__The problem__
Count the lines in the records below that contain the string "inner", treating uppercase and lowercase letters as different. Give only the number.

### Material to process

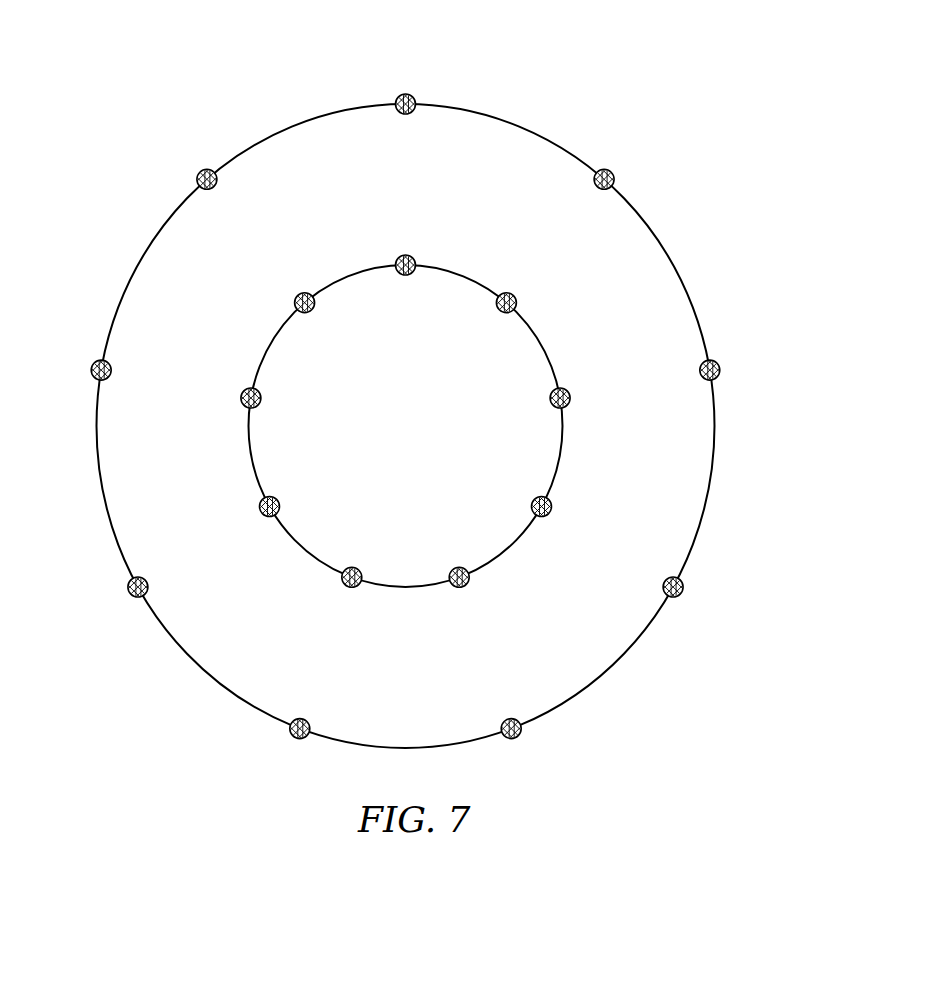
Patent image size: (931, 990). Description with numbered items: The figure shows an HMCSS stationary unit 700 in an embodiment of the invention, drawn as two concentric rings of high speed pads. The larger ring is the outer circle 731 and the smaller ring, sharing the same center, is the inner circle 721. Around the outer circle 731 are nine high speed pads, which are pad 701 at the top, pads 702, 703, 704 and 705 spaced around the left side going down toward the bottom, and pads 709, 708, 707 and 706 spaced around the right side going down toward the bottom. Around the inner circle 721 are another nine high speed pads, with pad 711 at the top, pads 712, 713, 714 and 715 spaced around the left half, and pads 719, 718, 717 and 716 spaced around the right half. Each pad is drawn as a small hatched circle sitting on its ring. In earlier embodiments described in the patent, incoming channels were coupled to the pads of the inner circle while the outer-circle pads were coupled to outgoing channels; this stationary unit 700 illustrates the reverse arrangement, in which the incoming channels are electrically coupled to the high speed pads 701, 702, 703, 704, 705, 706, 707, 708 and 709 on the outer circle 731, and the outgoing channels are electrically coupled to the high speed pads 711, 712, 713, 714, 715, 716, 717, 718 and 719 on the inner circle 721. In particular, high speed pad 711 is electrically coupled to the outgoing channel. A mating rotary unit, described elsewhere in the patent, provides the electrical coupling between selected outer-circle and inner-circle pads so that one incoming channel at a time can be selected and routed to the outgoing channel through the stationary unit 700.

The stationary unit 700 is at (598, 93).
The outer circle 731 is at (512, 124).
The inner circle 721 is at (532, 333).
The high speed pad 701 is at (413, 96).
The high speed pad 702 is at (216, 183).
The high speed pad 703 is at (95, 362).
The high speed pad 704 is at (129, 584).
The high speed pad 705 is at (292, 733).
The high speed pad 706 is at (505, 722).
The high speed pad 707 is at (667, 592).
The high speed pad 708 is at (719, 375).
The high speed pad 709 is at (614, 184).
The high speed pad 711 is at (412, 259).
The high speed pad 712 is at (295, 302).
The high speed pad 713 is at (246, 392).
The high speed pad 714 is at (262, 509).
The high speed pad 715 is at (342, 580).
The high speed pad 716 is at (470, 577).
The high speed pad 717 is at (550, 503).
The high speed pad 718 is at (569, 404).
The high speed pad 719 is at (516, 303).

######

__Full response__
2